## Task prompt
Below are the records. List every line holding the word "color".

## Dataset
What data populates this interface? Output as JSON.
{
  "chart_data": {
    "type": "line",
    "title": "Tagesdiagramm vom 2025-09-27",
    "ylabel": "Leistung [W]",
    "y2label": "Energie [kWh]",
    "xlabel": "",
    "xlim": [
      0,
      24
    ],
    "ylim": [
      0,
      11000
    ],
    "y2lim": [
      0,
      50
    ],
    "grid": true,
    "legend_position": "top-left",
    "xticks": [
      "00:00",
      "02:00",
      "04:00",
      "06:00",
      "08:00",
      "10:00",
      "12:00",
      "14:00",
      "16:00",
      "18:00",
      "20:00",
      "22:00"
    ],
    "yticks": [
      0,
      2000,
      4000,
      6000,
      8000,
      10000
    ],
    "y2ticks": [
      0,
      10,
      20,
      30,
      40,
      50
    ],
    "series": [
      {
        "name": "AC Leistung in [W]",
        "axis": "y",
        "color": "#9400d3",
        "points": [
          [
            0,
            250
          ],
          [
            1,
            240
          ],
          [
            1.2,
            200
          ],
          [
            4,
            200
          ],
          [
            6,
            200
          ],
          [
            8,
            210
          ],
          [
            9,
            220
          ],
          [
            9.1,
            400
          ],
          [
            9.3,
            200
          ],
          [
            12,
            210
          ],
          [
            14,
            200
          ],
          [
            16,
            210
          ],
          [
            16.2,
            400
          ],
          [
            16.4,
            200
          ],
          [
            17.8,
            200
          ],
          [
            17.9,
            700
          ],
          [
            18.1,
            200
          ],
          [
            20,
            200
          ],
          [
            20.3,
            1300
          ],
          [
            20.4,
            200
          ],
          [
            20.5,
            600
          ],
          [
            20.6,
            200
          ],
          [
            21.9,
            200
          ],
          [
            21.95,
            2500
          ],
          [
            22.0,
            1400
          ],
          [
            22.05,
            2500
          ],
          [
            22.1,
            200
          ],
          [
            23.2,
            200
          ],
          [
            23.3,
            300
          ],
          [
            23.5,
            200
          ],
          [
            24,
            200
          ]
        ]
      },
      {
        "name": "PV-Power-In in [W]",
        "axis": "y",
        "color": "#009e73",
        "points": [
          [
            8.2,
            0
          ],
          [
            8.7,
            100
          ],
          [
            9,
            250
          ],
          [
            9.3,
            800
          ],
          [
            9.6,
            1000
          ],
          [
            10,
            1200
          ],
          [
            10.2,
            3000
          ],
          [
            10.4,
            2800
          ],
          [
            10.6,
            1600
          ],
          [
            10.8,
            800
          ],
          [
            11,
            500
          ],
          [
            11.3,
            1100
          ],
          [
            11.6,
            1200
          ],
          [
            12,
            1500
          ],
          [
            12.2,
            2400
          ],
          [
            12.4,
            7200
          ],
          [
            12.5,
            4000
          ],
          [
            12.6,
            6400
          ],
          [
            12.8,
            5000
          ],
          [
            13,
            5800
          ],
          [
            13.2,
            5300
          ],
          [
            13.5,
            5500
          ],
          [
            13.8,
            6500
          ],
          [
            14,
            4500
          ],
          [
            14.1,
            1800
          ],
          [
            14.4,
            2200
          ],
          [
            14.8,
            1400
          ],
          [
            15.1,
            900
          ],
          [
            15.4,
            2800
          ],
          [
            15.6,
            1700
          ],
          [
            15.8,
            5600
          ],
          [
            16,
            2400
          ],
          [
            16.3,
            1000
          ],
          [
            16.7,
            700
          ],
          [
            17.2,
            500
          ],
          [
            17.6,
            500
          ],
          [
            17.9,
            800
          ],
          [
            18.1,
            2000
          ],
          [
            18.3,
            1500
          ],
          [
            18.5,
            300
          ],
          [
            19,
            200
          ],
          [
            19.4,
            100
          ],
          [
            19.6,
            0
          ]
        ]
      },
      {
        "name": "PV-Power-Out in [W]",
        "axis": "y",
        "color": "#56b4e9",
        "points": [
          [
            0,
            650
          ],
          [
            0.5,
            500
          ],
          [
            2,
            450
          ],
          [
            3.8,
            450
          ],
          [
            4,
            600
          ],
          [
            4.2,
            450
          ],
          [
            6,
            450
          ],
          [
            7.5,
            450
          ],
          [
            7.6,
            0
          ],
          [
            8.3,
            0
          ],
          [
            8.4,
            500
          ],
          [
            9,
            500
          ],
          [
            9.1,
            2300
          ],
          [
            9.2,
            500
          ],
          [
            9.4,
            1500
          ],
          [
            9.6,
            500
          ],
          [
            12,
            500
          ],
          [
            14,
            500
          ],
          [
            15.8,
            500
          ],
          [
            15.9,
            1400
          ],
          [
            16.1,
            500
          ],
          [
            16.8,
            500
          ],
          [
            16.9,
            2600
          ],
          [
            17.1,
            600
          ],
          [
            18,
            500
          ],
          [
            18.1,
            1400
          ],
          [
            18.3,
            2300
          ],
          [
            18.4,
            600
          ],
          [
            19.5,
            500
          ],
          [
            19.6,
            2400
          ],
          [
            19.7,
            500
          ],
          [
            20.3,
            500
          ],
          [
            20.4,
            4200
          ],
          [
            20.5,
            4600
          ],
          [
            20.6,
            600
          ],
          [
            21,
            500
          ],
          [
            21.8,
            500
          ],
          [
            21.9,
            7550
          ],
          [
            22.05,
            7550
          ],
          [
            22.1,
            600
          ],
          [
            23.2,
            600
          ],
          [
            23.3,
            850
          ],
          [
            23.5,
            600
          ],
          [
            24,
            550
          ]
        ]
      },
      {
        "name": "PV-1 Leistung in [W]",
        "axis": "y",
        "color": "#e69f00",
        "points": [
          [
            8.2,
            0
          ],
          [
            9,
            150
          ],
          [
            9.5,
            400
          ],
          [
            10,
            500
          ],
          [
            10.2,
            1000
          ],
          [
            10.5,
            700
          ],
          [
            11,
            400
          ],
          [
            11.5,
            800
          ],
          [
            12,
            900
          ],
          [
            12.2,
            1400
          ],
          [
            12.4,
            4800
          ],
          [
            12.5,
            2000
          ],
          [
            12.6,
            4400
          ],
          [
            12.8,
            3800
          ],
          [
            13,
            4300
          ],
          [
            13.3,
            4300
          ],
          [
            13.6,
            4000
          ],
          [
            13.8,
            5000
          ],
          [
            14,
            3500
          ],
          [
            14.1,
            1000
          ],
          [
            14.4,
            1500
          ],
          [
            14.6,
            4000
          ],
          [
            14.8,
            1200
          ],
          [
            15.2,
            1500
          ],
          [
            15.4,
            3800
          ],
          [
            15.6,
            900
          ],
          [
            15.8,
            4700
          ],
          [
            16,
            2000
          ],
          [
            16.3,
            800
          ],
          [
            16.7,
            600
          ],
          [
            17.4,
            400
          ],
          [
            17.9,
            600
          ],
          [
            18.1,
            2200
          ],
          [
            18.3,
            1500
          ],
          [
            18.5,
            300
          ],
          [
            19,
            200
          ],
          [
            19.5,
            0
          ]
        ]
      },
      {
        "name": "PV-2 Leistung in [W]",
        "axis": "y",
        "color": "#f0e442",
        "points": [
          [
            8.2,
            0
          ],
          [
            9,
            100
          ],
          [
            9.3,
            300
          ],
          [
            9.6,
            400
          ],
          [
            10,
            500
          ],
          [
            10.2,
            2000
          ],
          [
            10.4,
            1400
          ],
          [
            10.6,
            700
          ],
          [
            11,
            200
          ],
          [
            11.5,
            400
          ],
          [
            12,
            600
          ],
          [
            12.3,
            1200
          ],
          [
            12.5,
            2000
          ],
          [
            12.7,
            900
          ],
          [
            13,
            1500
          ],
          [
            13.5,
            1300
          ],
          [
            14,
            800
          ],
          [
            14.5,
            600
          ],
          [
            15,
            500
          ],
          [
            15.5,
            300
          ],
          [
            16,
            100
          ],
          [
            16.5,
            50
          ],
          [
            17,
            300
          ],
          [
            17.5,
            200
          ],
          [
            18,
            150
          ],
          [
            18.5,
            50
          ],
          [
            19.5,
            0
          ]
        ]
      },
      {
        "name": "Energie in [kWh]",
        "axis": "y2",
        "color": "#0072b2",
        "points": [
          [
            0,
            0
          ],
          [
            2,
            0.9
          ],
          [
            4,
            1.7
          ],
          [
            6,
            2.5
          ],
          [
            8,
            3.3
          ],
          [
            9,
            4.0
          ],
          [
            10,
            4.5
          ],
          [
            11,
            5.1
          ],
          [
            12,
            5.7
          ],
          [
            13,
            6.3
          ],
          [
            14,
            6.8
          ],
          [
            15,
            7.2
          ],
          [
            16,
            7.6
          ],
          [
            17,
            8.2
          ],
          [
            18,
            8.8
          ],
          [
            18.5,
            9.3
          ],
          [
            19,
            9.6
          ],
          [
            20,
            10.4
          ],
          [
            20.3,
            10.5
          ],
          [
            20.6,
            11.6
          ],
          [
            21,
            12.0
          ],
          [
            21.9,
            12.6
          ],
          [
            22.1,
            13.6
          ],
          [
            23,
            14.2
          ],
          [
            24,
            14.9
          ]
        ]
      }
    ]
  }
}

## Expected answer
        "color": "#9400d3",
        "color": "#009e73",
        "color": "#56b4e9",
        "color": "#e69f00",
        "color": "#f0e442",
        "color": "#0072b2",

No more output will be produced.